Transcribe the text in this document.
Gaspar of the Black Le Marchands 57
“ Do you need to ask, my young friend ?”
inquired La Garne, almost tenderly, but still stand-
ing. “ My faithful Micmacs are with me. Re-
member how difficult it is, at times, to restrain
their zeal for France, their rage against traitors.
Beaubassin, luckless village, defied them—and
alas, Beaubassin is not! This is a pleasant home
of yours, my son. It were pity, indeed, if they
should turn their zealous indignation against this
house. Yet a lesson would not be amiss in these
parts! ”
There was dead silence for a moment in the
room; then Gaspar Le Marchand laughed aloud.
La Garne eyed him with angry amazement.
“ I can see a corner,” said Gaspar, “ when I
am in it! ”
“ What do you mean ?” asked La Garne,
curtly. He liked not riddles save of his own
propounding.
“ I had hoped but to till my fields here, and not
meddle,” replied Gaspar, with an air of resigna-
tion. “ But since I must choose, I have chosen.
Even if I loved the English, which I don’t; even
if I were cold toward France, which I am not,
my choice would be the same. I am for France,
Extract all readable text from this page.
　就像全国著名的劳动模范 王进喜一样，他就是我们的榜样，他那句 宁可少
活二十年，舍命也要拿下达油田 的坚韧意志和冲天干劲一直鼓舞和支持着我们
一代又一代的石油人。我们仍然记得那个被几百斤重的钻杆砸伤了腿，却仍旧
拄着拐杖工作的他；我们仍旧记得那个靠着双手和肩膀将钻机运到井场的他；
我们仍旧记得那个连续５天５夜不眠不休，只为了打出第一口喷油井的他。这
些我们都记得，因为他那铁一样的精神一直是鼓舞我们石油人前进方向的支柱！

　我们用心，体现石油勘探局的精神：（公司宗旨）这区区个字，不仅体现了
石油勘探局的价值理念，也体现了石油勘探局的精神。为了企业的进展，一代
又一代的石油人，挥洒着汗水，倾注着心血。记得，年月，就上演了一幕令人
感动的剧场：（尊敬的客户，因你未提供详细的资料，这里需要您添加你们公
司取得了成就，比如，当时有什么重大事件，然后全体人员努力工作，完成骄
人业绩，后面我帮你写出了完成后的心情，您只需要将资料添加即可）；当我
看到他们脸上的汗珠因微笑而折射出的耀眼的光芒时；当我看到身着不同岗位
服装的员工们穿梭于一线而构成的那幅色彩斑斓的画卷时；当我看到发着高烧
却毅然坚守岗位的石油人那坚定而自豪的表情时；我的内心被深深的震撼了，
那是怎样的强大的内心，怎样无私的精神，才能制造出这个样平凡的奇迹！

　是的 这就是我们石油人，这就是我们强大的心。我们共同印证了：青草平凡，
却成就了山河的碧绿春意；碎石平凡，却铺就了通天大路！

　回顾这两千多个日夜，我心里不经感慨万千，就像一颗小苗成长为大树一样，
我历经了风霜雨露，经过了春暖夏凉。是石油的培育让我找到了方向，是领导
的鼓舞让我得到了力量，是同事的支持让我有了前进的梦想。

_ _ _ _ _ _ _

Please give back all of the records exactly as written.

> Solution to the exercise:
Transcribe the text in this document.
Gaspar of the Black Le Marchands 57
“ Do you need to ask, my young friend ?”
inquired La Garne, almost tenderly, but still stand-
ing. “ My faithful Micmacs are with me. Re-
member how difficult it is, at times, to restrain
their zeal for France, their rage against traitors.
Beaubassin, luckless village, defied them—and
alas, Beaubassin is not! This is a pleasant home
of yours, my son. It were pity, indeed, if they
should turn their zealous indignation against this
house. Yet a lesson would not be amiss in these
parts! ”
There was dead silence for a moment in the
room; then Gaspar Le Marchand laughed aloud.
La Garne eyed him with angry amazement.
“ I can see a corner,” said Gaspar, “ when I
am in it! ”
“ What do you mean ?” asked La Garne,
curtly. He liked not riddles save of his own
propounding.
“ I had hoped but to till my fields here, and not
meddle,” replied Gaspar, with an air of resigna-
tion. “ But since I must choose, I have chosen.
Even if I loved the English, which I don’t; even
if I were cold toward France, which I am not,
my choice would be the same. I am for France,
Extract all readable text from this page.
　就像全国著名的劳动模范 王进喜一样，他就是我们的榜样，他那句 宁可少
活二十年，舍命也要拿下达油田 的坚韧意志和冲天干劲一直鼓舞和支持着我们
一代又一代的石油人。我们仍然记得那个被几百斤重的钻杆砸伤了腿，却仍旧
拄着拐杖工作的他；我们仍旧记得那个靠着双手和肩膀将钻机运到井场的他；
我们仍旧记得那个连续５天５夜不眠不休，只为了打出第一口喷油井的他。这
些我们都记得，因为他那铁一样的精神一直是鼓舞我们石油人前进方向的支柱！

　我们用心，体现石油勘探局的精神：（公司宗旨）这区区个字，不仅体现了
石油勘探局的价值理念，也体现了石油勘探局的精神。为了企业的进展，一代
又一代的石油人，挥洒着汗水，倾注着心血。记得，年月，就上演了一幕令人
感动的剧场：（尊敬的客户，因你未提供详细的资料，这里需要您添加你们公
司取得了成就，比如，当时有什么重大事件，然后全体人员努力工作，完成骄
人业绩，后面我帮你写出了完成后的心情，您只需要将资料添加即可）；当我
看到他们脸上的汗珠因微笑而折射出的耀眼的光芒时；当我看到身着不同岗位
服装的员工们穿梭于一线而构成的那幅色彩斑斓的画卷时；当我看到发着高烧
却毅然坚守岗位的石油人那坚定而自豪的表情时；我的内心被深深的震撼了，
那是怎样的强大的内心，怎样无私的精神，才能制造出这个样平凡的奇迹！

　是的 这就是我们石油人，这就是我们强大的心。我们共同印证了：青草平凡，
却成就了山河的碧绿春意；碎石平凡，却铺就了通天大路！

　回顾这两千多个日夜，我心里不经感慨万千，就像一颗小苗成长为大树一样，
我历经了风霜雨露，经过了春暖夏凉。是石油的培育让我找到了方向，是领导
的鼓舞让我得到了力量，是同事的支持让我有了前进的梦想。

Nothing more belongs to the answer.